*Data records*.
——
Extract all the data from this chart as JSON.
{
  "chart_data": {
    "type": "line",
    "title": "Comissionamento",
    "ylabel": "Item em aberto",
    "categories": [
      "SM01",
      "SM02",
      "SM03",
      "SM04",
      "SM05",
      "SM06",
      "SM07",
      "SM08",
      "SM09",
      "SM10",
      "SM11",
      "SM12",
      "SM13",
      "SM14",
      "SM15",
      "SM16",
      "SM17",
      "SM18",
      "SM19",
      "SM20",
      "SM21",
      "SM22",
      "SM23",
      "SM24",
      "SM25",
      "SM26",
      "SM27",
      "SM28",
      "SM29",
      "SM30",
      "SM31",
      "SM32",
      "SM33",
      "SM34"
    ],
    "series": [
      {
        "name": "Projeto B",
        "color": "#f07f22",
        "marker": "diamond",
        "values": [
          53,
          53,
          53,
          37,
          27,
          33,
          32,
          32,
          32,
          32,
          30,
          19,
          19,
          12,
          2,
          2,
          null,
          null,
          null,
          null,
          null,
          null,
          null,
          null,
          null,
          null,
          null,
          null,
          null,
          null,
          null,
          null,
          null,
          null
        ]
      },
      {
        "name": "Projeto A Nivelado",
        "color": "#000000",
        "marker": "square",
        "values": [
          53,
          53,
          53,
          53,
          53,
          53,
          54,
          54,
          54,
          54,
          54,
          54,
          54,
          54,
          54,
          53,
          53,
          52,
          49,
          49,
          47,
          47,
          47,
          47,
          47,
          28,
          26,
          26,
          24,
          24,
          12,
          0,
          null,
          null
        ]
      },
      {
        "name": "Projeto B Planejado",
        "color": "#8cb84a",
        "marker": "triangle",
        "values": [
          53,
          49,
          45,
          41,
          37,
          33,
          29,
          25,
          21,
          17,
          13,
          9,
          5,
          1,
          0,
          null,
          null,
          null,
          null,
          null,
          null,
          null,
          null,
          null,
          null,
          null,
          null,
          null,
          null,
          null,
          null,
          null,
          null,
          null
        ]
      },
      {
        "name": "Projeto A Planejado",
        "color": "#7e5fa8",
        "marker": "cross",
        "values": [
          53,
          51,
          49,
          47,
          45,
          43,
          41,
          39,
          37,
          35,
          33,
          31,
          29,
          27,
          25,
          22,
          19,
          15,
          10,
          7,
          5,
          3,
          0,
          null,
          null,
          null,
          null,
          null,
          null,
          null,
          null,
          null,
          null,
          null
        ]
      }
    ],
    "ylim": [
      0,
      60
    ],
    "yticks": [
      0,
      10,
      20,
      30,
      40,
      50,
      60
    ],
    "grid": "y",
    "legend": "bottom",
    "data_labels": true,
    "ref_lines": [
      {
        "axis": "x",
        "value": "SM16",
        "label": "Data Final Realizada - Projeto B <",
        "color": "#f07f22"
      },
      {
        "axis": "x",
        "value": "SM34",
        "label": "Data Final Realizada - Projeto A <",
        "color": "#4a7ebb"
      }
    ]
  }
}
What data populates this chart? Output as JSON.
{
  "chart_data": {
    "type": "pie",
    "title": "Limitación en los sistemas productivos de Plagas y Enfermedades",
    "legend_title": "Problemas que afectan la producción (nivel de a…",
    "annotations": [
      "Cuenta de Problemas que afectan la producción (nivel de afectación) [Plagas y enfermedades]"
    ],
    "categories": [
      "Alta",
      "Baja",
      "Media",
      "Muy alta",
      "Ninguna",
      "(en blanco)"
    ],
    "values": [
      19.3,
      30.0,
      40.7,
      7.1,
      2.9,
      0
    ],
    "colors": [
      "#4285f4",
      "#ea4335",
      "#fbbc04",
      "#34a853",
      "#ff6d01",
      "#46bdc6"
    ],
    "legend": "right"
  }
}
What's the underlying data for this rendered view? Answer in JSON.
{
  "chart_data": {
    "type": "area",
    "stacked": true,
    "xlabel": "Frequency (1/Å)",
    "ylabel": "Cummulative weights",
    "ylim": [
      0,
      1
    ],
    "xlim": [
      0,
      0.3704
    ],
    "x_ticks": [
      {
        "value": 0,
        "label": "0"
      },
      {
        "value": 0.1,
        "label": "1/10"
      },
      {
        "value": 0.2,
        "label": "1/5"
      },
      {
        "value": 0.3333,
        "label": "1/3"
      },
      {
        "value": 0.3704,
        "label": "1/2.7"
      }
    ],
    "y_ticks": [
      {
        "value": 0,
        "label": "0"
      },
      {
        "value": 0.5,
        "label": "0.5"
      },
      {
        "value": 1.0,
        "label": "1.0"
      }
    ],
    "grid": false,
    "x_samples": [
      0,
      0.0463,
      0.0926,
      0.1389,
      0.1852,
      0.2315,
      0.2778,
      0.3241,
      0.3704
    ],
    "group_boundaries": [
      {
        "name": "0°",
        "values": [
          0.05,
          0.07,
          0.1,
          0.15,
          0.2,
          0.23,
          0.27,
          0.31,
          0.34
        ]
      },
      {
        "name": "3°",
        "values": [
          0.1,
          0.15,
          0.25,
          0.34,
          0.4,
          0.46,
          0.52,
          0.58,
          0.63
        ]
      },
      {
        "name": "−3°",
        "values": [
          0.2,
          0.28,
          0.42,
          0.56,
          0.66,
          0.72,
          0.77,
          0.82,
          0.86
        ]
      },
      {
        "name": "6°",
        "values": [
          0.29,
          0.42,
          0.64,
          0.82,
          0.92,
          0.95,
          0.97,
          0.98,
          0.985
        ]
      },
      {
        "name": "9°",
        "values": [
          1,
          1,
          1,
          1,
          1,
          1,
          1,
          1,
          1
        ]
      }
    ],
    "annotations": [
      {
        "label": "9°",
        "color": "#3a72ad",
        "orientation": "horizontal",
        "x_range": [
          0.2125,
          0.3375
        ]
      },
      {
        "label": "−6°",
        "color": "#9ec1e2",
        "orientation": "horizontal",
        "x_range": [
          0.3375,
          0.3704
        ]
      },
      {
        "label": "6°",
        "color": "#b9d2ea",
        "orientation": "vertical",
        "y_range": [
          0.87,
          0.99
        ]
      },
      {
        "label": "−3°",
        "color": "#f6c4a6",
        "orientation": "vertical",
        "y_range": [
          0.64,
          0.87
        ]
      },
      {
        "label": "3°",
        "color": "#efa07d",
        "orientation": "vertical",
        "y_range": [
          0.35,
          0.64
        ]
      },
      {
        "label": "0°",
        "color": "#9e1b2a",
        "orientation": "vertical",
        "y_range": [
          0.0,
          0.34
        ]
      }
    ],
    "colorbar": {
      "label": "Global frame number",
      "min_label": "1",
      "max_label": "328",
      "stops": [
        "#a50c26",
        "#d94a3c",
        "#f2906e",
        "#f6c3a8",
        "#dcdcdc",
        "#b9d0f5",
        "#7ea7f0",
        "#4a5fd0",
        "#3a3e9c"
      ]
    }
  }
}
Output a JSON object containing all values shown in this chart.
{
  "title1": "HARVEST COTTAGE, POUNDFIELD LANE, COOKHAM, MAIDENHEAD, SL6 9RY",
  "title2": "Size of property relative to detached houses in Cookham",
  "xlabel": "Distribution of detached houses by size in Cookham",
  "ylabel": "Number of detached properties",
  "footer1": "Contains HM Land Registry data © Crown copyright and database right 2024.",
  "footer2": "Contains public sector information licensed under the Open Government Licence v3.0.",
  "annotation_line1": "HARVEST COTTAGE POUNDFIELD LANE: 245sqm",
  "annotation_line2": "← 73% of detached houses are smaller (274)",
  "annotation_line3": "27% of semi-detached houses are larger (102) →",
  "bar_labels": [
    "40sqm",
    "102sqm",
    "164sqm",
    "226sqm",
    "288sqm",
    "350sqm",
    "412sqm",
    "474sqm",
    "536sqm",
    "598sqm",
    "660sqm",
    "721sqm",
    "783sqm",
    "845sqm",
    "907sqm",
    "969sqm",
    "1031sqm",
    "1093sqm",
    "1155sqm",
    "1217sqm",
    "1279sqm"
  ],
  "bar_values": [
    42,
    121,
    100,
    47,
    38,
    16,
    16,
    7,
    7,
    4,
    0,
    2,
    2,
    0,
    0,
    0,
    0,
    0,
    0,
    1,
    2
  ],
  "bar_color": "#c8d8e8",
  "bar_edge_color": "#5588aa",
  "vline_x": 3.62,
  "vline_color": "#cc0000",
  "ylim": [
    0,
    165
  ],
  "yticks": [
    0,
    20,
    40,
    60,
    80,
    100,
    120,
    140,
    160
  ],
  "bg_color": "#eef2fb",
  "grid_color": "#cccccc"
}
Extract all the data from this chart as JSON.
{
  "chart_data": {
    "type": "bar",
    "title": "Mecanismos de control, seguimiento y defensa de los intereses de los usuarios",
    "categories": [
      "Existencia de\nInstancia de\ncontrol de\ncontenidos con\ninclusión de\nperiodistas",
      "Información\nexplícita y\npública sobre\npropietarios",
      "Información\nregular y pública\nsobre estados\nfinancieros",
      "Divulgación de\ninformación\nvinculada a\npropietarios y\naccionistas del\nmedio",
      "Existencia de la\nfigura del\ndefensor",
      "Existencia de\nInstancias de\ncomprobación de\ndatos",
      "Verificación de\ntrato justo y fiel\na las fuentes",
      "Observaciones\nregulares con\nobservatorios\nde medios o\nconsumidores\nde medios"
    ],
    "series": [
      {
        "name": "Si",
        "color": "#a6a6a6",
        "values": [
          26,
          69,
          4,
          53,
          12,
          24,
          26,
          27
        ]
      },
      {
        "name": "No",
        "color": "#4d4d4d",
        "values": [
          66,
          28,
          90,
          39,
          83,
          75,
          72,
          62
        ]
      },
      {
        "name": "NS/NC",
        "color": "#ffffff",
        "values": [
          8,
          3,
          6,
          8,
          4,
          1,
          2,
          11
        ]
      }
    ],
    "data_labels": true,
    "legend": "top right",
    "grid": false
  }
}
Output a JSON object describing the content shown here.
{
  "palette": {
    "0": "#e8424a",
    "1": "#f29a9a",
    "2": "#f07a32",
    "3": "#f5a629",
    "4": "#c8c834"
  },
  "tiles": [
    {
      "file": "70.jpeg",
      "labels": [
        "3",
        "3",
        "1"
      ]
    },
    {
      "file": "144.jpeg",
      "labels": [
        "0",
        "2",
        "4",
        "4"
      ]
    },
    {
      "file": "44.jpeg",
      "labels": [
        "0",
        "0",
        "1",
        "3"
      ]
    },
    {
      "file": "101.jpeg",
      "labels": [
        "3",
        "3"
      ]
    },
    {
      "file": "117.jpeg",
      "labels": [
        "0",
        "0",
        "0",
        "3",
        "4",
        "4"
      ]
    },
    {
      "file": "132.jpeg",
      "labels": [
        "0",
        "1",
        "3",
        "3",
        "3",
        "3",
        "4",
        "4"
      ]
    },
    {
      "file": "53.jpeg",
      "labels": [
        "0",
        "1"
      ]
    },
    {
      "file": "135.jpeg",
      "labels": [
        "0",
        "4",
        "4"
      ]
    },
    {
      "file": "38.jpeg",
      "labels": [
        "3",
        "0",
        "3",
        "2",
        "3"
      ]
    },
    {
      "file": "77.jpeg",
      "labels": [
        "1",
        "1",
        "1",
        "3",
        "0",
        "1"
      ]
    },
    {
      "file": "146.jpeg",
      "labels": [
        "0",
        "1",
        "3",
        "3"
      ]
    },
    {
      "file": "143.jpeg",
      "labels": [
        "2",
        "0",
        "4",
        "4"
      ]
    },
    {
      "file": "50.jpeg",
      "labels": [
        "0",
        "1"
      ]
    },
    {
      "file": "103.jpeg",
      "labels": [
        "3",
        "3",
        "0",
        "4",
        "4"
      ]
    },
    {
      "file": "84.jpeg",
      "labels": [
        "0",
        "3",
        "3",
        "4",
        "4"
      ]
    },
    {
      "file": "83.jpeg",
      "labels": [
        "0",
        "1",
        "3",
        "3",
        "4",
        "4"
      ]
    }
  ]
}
——
*Written exercise*.
Show all lines from the records above where the word "marker" occurs.

*The answer*.
        "marker": "diamond",
        "marker": "square",
        "marker": "triangle",
        "marker": "cross",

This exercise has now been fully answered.